=== MATERIAL FOR THE TASK ===

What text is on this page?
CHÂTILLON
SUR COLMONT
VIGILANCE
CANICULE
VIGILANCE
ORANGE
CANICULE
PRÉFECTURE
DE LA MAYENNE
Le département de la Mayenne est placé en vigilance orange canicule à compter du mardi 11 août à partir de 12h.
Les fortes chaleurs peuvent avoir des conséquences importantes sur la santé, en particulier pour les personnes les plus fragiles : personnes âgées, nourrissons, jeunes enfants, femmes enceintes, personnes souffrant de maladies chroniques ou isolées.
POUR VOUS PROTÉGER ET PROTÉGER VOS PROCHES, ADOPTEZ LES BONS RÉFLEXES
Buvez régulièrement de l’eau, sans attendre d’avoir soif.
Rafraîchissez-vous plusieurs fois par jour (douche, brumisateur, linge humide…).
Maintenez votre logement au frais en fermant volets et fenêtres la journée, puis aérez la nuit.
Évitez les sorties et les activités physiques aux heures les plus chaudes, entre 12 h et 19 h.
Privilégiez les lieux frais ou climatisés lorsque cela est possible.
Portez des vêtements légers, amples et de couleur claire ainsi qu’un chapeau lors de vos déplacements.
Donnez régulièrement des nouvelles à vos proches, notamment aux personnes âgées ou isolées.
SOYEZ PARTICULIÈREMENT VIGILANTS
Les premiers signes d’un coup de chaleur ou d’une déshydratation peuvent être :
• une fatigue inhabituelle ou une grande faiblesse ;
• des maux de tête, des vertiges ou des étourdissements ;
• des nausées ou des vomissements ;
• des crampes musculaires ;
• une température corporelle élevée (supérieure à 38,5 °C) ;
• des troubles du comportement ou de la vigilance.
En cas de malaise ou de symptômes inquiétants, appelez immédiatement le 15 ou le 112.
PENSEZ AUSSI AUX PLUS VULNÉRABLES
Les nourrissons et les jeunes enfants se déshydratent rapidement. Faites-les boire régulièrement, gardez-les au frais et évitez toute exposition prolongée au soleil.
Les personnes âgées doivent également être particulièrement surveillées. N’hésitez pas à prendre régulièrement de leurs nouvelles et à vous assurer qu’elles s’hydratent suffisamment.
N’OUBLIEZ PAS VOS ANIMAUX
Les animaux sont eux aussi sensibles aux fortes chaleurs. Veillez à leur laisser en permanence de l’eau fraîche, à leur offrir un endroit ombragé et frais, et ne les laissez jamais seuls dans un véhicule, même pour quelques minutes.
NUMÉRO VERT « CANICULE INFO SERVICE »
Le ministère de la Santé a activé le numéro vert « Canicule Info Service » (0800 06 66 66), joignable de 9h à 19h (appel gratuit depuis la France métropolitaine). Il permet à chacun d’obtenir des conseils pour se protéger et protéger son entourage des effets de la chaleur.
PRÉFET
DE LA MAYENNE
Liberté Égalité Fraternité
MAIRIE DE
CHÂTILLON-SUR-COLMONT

===

§ **TASK**: Display every line of the listing that contains the string "peuvent".

§ **WRITTEN SOLUTION**:
Les fortes chaleurs peuvent avoir des conséquences importantes sur la santé, en particulier pour les personnes les plus fragiles : personnes âgées, nourrissons, jeunes enfants, femmes enceintes, personnes souffrant de maladies chroniques ou isolées.
Les premiers signes d’un coup de chaleur ou d’une déshydratation peuvent être :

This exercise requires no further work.